[START OF DOCUMENT PASSAGE]

# Axminster Trade Series AW10BSB2 Saw Bench - Blade Tilt



## DonJohnson (2 Sep 2014)

Just received this saw, and am very pleased with it. As I have limited space, I had to make a half-size rear table from a piece of kitchen bench top, but can now just about squeeze the saw into my part of the garage.

Apart from the side table drooping a bit - which doesn't seem to matter much as it is under the rip fence when wider cuts are made - I found everything pretty well setup as received. It does seem strange cutting on the 'other' side to how I mainly worked with my old Axminster BTS10PP saw (which is in the For Sale forum) and the opposite tilt direction will take some getting used to. :roll: 

The only query I have - which I vaguely recall being mentioned somewhere else - is that the blade seems to tilt slightly as it is raised. Reversing the adjusting handle slightly seems to bring it back to vertical. Has anyone else noticed this phenomenon, or has my saw got a fault.

I've not enquired at Axminster yet - I thought I would seek advice or info' here first.


----------



## marcros (2 Sep 2014)

I think it is the way that the far end walks up the lead screw. My saw does similar- you can see it but it is spot on if measured at any point.


----------



## Zeddedhed (3 Sep 2014)

I have the AW12BSB2 which is the same saw but a bit bigger and mine does exactly the same thing. I'm going to call Axi today as there are a few other niggles.

The blade won't rise to the full stated height - should be 100mm only rises to 95
The table insert doesn't sit flush with the table. I know that everyone makes zero clearance inserts, but surely if paying £1k for a saw this sort of thing should be right?

[END OF DOCUMENT PASSAGE]
[START OF DATA]

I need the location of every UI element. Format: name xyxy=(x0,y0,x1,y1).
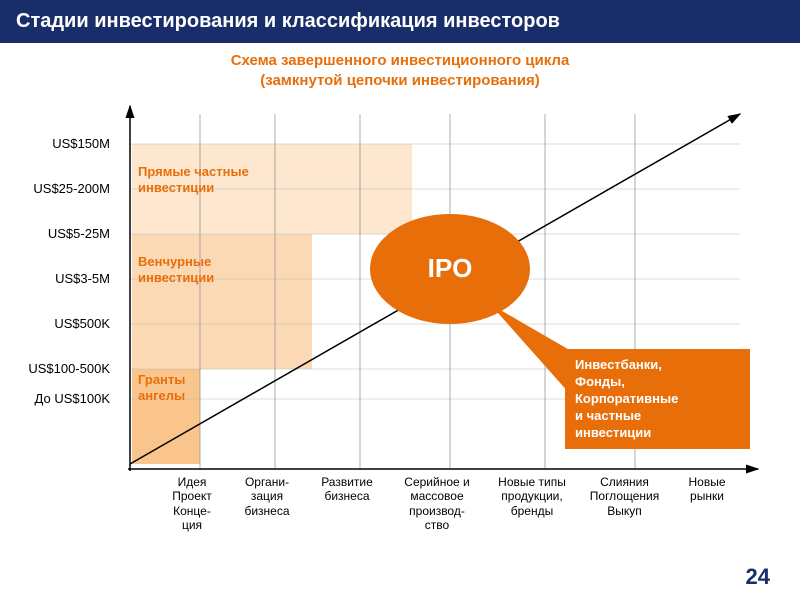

[END OF DATA]

* _TASK 1_
In the saw bench thread, what did DonJohnson make his half-size rear table from?
* _TASK 2_
List every saw model named in the saw bench thread.
* _TASK 3_
Carry the saw bench thread forward from its final sentence.

* _TASK RESPONSE 1_
A piece of kitchen bench top.

* _TASK RESPONSE 2_
- AW10BSB2 (Axminster Trade Series saw bench)
- BTS10PP (Axminster)
- AW12BSB2

* _TASK RESPONSE 3_
----------



## DonJohnson (3 Sep 2014)

Zeddedhed":rpbhzlz4 said:


> I have the AW12BSB2 which is the same saw but a bit bigger and mine does exactly the same thing. I'm going to call Axi today as there are a few other niggles.
> 
> The blade won't rise to the full stated height - should be 100mm only rises to 95
> The table insert doesn't sit flush with the table. I know that everyone makes zero clearance inserts, but surely if paying £1k for a saw this sort of thing should be right?



Mine does reach the quoted 75mm, but I can feel a small 'lip' when sliding my finger from the insert to the table top.

I would be grateful if you would post the results of your conversations with Axi here - if you wish, please feel free to mention my original post to add weight to your query.


----------



## SPSlick (3 Sep 2014)

I also have the AW12BSB2. there has been a new version released. You can tell by the new version having six screws in the table insert rather than five. The new version insert is faulty so Axminster supplied me with some brass washers to use as shims. The only other problem I have is moving from rise to fall has two rotations of the wheel that does nothing. Is this just mine or is it the same with others.


----------



## Chunky Monkey (3 Sep 2014)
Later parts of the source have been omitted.